Do this >> Please repeat all of the listing exactly.

******************************

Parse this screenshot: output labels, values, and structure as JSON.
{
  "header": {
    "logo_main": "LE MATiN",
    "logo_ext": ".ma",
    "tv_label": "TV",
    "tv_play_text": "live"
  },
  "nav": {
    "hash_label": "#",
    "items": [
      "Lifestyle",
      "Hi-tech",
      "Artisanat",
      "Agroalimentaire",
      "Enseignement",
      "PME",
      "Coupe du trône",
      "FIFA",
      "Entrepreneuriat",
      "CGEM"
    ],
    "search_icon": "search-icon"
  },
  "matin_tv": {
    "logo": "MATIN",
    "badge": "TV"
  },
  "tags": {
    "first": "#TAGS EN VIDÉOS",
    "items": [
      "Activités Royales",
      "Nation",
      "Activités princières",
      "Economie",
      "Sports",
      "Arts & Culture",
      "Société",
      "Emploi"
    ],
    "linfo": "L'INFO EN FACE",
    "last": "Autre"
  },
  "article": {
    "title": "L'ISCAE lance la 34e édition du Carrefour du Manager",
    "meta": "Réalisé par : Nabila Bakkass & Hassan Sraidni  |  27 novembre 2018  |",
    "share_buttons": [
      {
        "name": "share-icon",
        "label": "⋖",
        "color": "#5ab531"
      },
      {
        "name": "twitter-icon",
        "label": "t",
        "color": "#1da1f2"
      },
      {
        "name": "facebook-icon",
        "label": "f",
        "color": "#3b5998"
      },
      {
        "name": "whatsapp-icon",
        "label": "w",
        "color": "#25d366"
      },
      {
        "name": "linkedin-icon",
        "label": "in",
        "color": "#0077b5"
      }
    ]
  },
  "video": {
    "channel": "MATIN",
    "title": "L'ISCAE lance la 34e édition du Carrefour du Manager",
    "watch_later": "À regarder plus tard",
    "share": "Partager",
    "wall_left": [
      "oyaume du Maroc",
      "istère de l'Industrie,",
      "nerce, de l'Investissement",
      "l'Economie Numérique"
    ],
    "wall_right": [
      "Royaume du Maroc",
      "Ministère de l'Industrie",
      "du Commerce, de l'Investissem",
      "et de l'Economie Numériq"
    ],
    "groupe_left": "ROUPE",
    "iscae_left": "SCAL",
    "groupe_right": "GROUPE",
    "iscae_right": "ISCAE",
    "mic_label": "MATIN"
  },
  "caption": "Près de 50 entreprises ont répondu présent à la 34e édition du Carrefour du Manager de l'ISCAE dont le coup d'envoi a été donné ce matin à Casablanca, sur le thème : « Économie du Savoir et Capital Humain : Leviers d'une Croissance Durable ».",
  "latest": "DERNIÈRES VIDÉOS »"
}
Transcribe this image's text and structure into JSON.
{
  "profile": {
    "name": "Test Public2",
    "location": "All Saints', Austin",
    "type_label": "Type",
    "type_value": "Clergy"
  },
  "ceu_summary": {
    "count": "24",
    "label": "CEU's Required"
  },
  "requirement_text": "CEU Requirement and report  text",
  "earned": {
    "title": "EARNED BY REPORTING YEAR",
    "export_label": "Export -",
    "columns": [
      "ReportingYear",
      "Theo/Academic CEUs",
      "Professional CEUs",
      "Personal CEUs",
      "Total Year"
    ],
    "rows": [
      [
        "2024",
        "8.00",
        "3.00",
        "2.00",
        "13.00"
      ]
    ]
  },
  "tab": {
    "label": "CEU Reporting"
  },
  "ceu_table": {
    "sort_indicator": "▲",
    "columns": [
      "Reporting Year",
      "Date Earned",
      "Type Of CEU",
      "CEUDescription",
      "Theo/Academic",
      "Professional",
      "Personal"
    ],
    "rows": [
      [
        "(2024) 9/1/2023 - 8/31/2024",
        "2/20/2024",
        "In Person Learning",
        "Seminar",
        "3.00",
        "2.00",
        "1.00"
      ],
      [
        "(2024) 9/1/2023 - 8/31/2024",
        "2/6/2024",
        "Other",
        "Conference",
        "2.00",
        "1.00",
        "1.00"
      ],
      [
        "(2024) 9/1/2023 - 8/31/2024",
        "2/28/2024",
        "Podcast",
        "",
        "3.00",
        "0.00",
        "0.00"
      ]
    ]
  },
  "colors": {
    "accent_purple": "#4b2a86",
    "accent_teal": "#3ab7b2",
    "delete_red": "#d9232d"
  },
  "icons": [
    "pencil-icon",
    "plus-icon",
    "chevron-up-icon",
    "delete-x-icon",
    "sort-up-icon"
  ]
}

******************************

Reply >>
Parse this screenshot: output labels, values, and structure as JSON.
{
  "header": {
    "logo_main": "LE MATiN",
    "logo_ext": ".ma",
    "tv_label": "TV",
    "tv_play_text": "live"
  },
  "nav": {
    "hash_label": "#",
    "items": [
      "Lifestyle",
      "Hi-tech",
      "Artisanat",
      "Agroalimentaire",
      "Enseignement",
      "PME",
      "Coupe du trône",
      "FIFA",
      "Entrepreneuriat",
      "CGEM"
    ],
    "search_icon": "search-icon"
  },
  "matin_tv": {
    "logo": "MATIN",
    "badge": "TV"
  },
  "tags": {
    "first": "#TAGS EN VIDÉOS",
    "items": [
      "Activités Royales",
      "Nation",
      "Activités princières",
      "Economie",
      "Sports",
      "Arts & Culture",
      "Société",
      "Emploi"
    ],
    "linfo": "L'INFO EN FACE",
    "last": "Autre"
  },
  "article": {
    "title": "L'ISCAE lance la 34e édition du Carrefour du Manager",
    "meta": "Réalisé par : Nabila Bakkass & Hassan Sraidni  |  27 novembre 2018  |",
    "share_buttons": [
      {
        "name": "share-icon",
        "label": "⋖",
        "color": "#5ab531"
      },
      {
        "name": "twitter-icon",
        "label": "t",
        "color": "#1da1f2"
      },
      {
        "name": "facebook-icon",
        "label": "f",
        "color": "#3b5998"
      },
      {
        "name": "whatsapp-icon",
        "label": "w",
        "color": "#25d366"
      },
      {
        "name": "linkedin-icon",
        "label": "in",
        "color": "#0077b5"
      }
    ]
  },
  "video": {
    "channel": "MATIN",
    "title": "L'ISCAE lance la 34e édition du Carrefour du Manager",
    "watch_later": "À regarder plus tard",
    "share": "Partager",
    "wall_left": [
      "oyaume du Maroc",
      "istère de l'Industrie,",
      "nerce, de l'Investissement",
      "l'Economie Numérique"
    ],
    "wall_right": [
      "Royaume du Maroc",
      "Ministère de l'Industrie",
      "du Commerce, de l'Investissem",
      "et de l'Economie Numériq"
    ],
    "groupe_left": "ROUPE",
    "iscae_left": "SCAL",
    "groupe_right": "GROUPE",
    "iscae_right": "ISCAE",
    "mic_label": "MATIN"
  },
  "caption": "Près de 50 entreprises ont répondu présent à la 34e édition du Carrefour du Manager de l'ISCAE dont le coup d'envoi a été donné ce matin à Casablanca, sur le thème : « Économie du Savoir et Capital Humain : Leviers d'une Croissance Durable ».",
  "latest": "DERNIÈRES VIDÉOS »"
}
Transcribe this image's text and structure into JSON.
{
  "profile": {
    "name": "Test Public2",
    "location": "All Saints', Austin",
    "type_label": "Type",
    "type_value": "Clergy"
  },
  "ceu_summary": {
    "count": "24",
    "label": "CEU's Required"
  },
  "requirement_text": "CEU Requirement and report  text",
  "earned": {
    "title": "EARNED BY REPORTING YEAR",
    "export_label": "Export -",
    "columns": [
      "ReportingYear",
      "Theo/Academic CEUs",
      "Professional CEUs",
      "Personal CEUs",
      "Total Year"
    ],
    "rows": [
      [
        "2024",
        "8.00",
        "3.00",
        "2.00",
        "13.00"
      ]
    ]
  },
  "tab": {
    "label": "CEU Reporting"
  },
  "ceu_table": {
    "sort_indicator": "▲",
    "columns": [
      "Reporting Year",
      "Date Earned",
      "Type Of CEU",
      "CEUDescription",
      "Theo/Academic",
      "Professional",
      "Personal"
    ],
    "rows": [
      [
        "(2024) 9/1/2023 - 8/31/2024",
        "2/20/2024",
        "In Person Learning",
        "Seminar",
        "3.00",
        "2.00",
        "1.00"
      ],
      [
        "(2024) 9/1/2023 - 8/31/2024",
        "2/6/2024",
        "Other",
        "Conference",
        "2.00",
        "1.00",
        "1.00"
      ],
      [
        "(2024) 9/1/2023 - 8/31/2024",
        "2/28/2024",
        "Podcast",
        "",
        "3.00",
        "0.00",
        "0.00"
      ]
    ]
  },
  "colors": {
    "accent_purple": "#4b2a86",
    "accent_teal": "#3ab7b2",
    "delete_red": "#d9232d"
  },
  "icons": [
    "pencil-icon",
    "plus-icon",
    "chevron-up-icon",
    "delete-x-icon",
    "sort-up-icon"
  ]
}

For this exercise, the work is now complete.